**Exercise brief**. Filter the records below and copy every line containing the word "JSON".

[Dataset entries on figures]
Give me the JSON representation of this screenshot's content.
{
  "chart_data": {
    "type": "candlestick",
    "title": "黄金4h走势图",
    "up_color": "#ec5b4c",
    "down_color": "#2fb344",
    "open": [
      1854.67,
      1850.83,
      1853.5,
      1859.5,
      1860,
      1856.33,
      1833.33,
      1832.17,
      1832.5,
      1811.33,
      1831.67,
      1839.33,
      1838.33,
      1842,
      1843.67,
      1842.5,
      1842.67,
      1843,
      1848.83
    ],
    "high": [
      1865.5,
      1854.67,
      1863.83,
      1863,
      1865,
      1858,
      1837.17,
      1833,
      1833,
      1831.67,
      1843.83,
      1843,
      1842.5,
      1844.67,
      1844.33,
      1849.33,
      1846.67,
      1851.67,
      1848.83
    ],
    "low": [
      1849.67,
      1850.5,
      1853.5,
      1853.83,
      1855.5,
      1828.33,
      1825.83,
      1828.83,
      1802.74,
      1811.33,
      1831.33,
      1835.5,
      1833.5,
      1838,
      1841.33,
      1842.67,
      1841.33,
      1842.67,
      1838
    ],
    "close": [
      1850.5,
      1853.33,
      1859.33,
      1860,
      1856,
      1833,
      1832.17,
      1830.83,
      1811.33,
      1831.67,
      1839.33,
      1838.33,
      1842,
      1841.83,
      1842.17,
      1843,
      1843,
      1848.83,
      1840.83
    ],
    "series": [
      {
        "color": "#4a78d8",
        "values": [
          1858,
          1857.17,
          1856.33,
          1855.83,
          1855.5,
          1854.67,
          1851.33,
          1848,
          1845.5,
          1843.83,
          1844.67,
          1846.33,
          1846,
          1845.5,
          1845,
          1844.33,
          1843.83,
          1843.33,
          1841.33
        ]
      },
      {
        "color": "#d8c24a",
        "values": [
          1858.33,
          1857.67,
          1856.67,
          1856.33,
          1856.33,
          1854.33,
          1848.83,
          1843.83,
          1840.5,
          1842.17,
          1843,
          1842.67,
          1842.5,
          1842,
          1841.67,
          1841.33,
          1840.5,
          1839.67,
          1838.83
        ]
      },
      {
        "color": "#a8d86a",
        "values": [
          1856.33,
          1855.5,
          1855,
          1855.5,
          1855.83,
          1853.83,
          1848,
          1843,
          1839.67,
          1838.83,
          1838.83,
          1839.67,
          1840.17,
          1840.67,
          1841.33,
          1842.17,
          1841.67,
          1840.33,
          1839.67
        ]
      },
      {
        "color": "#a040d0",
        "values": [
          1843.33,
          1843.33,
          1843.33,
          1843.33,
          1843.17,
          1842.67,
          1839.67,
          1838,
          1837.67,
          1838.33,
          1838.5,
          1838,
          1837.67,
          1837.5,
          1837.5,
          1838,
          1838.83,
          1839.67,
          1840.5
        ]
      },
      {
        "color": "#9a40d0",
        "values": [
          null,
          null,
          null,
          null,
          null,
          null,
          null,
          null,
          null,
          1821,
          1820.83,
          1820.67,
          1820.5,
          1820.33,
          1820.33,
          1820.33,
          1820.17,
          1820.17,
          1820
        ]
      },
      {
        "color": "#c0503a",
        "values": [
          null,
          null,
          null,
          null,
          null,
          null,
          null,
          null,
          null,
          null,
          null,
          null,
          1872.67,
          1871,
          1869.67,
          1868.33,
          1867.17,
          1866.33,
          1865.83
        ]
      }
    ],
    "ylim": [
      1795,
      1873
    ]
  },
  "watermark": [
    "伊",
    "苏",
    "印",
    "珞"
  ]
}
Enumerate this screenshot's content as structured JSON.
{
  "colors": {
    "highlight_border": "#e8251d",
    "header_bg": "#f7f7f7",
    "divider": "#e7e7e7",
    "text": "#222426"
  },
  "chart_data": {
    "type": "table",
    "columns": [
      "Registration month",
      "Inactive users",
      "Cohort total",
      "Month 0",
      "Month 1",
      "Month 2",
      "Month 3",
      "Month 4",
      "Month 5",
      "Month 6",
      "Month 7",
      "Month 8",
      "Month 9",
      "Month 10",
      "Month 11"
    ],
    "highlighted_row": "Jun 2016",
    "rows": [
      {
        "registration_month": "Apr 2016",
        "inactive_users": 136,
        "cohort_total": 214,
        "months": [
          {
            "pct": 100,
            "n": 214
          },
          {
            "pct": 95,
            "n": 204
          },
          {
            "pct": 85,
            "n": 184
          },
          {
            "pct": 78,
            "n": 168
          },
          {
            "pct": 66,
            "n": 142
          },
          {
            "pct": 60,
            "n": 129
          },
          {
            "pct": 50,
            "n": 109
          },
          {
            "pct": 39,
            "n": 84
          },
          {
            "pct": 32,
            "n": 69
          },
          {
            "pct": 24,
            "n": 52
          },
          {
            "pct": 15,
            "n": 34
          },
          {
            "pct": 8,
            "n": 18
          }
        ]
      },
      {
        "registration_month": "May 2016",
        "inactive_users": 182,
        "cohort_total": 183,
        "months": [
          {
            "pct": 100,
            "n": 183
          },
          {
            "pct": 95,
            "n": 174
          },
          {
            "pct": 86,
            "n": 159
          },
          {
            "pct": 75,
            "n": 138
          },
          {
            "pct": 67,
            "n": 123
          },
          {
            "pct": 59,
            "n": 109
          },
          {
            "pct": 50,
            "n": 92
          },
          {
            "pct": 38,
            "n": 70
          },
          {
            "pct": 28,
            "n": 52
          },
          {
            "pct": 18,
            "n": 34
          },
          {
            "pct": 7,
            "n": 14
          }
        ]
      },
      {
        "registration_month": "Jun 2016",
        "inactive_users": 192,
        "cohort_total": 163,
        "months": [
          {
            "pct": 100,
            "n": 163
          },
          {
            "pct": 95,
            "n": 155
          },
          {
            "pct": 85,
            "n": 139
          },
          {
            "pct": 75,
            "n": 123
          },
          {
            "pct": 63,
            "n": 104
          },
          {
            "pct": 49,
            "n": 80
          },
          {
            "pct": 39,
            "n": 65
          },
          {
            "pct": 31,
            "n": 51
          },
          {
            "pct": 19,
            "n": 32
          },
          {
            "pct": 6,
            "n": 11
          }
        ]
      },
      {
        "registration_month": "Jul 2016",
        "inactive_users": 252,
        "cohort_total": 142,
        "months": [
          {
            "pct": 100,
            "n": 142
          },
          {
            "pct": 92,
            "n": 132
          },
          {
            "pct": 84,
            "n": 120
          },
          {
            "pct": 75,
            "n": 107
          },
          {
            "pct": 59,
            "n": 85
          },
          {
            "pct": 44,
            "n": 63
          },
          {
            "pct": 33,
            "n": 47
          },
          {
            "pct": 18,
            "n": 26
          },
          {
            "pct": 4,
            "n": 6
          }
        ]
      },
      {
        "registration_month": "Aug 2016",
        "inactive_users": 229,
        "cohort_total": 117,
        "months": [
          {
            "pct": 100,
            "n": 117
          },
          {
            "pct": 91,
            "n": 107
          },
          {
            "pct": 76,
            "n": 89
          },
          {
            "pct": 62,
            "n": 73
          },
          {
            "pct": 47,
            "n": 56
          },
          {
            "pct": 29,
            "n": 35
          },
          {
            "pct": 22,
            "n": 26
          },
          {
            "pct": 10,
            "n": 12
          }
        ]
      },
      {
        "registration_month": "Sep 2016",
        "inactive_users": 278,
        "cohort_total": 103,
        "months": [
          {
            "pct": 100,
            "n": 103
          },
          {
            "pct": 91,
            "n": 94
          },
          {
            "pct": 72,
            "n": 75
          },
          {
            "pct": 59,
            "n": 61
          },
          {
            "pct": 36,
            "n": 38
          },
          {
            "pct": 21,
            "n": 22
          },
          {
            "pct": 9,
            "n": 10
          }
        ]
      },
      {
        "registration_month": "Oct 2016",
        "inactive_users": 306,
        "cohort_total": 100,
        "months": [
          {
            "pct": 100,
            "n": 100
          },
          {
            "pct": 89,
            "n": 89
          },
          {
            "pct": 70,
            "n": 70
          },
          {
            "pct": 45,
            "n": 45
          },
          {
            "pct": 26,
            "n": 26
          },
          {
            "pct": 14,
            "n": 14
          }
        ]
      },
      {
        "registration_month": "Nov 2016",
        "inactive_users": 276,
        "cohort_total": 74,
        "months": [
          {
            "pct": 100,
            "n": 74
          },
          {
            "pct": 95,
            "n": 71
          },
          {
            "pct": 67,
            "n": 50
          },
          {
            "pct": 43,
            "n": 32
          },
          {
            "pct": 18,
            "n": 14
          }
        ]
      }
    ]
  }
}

**Exercise response**.
Give me the JSON representation of this screenshot's content.
Enumerate this screenshot's content as structured JSON.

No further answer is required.